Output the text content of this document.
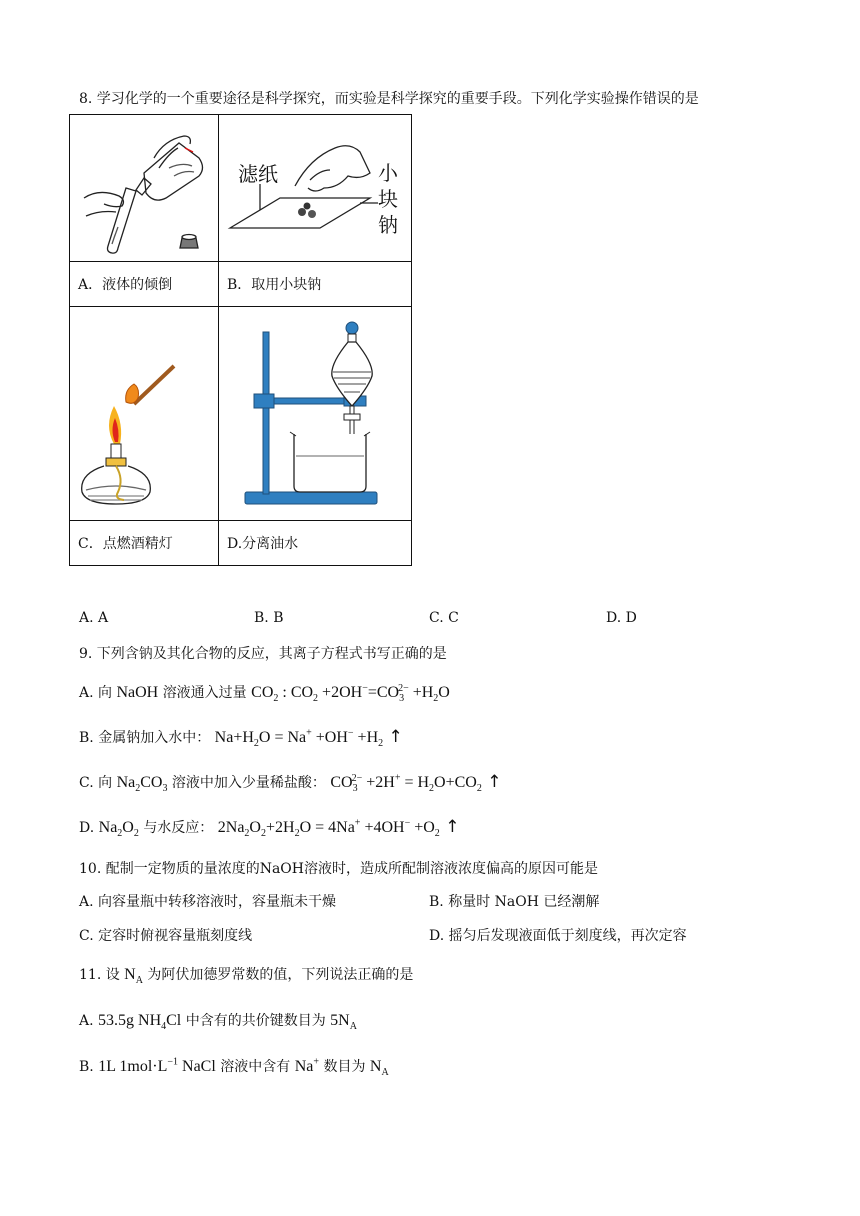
8. 学习化学的一个重要途径是科学探究，而实验是科学探究的重要手段。下列化学实验操作错误的是

滤纸 小
块
钠

A．液体的倾倒	B．取用小块钠

C．点燃酒精灯	D.分离油水
A. A	B. B	C. C	D. D
9. 下列含钠及其化合物的反应，其离子方程式书写正确的是
A. 向 NaOH 溶液通入过量 $CO_2$ : $CO_2 +2OH^-=CO_3^{2-} +H_2O$
B. 金属钠加入水中： $Na+H_2O = Na^+ +OH^- +H_2$ ↑
C. 向 $Na_2CO_3$ 溶液中加入少量稀盐酸： $CO_3^{2-} +2H^+ = H_2O+CO_2$ ↑
D. $Na_2O_2$ 与水反应： $2Na_2O_2+2H_2O = 4Na^+ +4OH^- +O_2$ ↑
10. 配制一定物质的量浓度的NaOH溶液时，造成所配制溶液浓度偏高的原因可能是
A. 向容量瓶中转移溶液时，容量瓶未干燥	B. 称量时 NaOH 已经潮解
C. 定容时俯视容量瓶刻度线	D. 摇匀后发现液面低于刻度线，再次定容
11. 设 $N_A$ 为阿伏加德罗常数的值，下列说法正确的是
A. 53.5g $NH_4Cl$ 中含有的共价键数目为 $5N_A$
B. 1L $1mol\cdot L^{-1}$ NaCl 溶液中含有 Na+ 数目为 $N_A$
==*==
▸ DIRECTIVE
Output the records above exactly as they are, leaving out the pictures.

▸ SOLUTION TO THE PROBLEM
Output the text content of this document.
8. 学习化学的一个重要途径是科学探究，而实验是科学探究的重要手段。下列化学实验操作错误的是

滤纸 小
块
钠

A．液体的倾倒	B．取用小块钠

C．点燃酒精灯	D.分离油水
A. A	B. B	C. C	D. D
9. 下列含钠及其化合物的反应，其离子方程式书写正确的是
A. 向 NaOH 溶液通入过量 $CO_2$ : $CO_2 +2OH^-=CO_3^{2-} +H_2O$
B. 金属钠加入水中： $Na+H_2O = Na^+ +OH^- +H_2$ ↑
C. 向 $Na_2CO_3$ 溶液中加入少量稀盐酸： $CO_3^{2-} +2H^+ = H_2O+CO_2$ ↑
D. $Na_2O_2$ 与水反应： $2Na_2O_2+2H_2O = 4Na^+ +4OH^- +O_2$ ↑
10. 配制一定物质的量浓度的NaOH溶液时，造成所配制溶液浓度偏高的原因可能是
A. 向容量瓶中转移溶液时，容量瓶未干燥	B. 称量时 NaOH 已经潮解
C. 定容时俯视容量瓶刻度线	D. 摇匀后发现液面低于刻度线，再次定容
11. 设 $N_A$ 为阿伏加德罗常数的值，下列说法正确的是
A. 53.5g $NH_4Cl$ 中含有的共价键数目为 $5N_A$
B. 1L $1mol\cdot L^{-1}$ NaCl 溶液中含有 Na+ 数目为 $N_A$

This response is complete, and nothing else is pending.